Data entries —

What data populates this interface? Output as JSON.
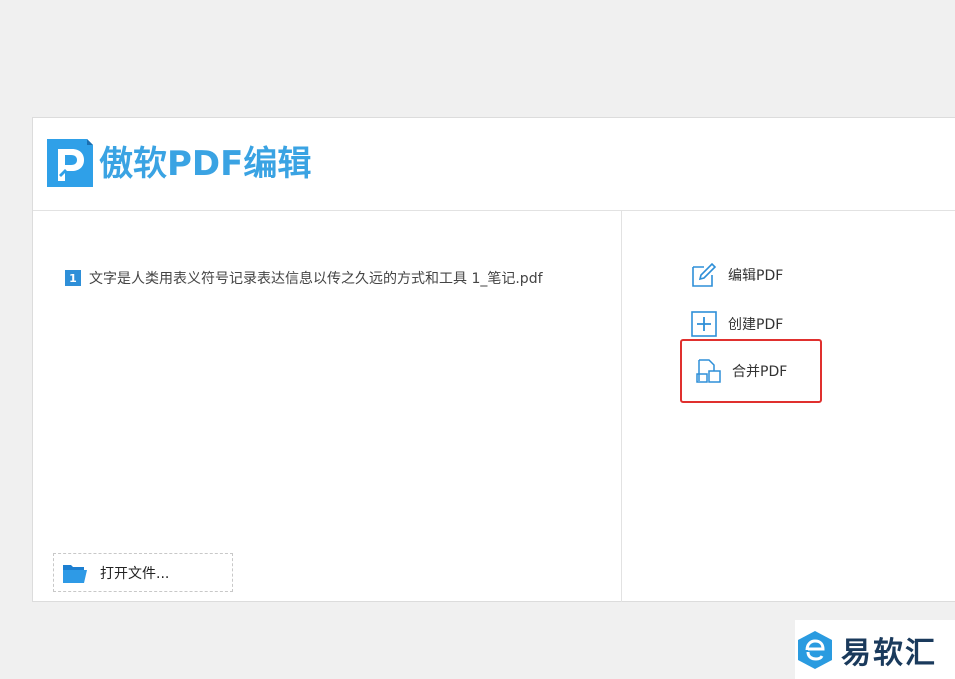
{
  "app": {
    "title": "傲软PDF编辑"
  },
  "recent_files": [
    {
      "index": "1",
      "name": "文字是人类用表义符号记录表达信息以传之久远的方式和工具 1_笔记.pdf"
    }
  ],
  "open_file": {
    "label": "打开文件..."
  },
  "actions": [
    {
      "label": "编辑PDF",
      "icon": "edit-icon"
    },
    {
      "label": "创建PDF",
      "icon": "add-icon"
    },
    {
      "label": "合并PDF",
      "icon": "merge-icon"
    }
  ],
  "watermark": {
    "text": "易软汇"
  },
  "colors": {
    "brand": "#3aa3e3",
    "highlight": "#e0302e",
    "accent": "#2e8fd8"
  }
}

What the task requires — Verbatim reproduction of every record is required; images are left out.

Answer —
What data populates this interface? Output as JSON.
{
  "app": {
    "title": "傲软PDF编辑"
  },
  "recent_files": [
    {
      "index": "1",
      "name": "文字是人类用表义符号记录表达信息以传之久远的方式和工具 1_笔记.pdf"
    }
  ],
  "open_file": {
    "label": "打开文件..."
  },
  "actions": [
    {
      "label": "编辑PDF",
      "icon": "edit-icon"
    },
    {
      "label": "创建PDF",
      "icon": "add-icon"
    },
    {
      "label": "合并PDF",
      "icon": "merge-icon"
    }
  ],
  "watermark": {
    "text": "易软汇"
  },
  "colors": {
    "brand": "#3aa3e3",
    "highlight": "#e0302e",
    "accent": "#2e8fd8"
  }
}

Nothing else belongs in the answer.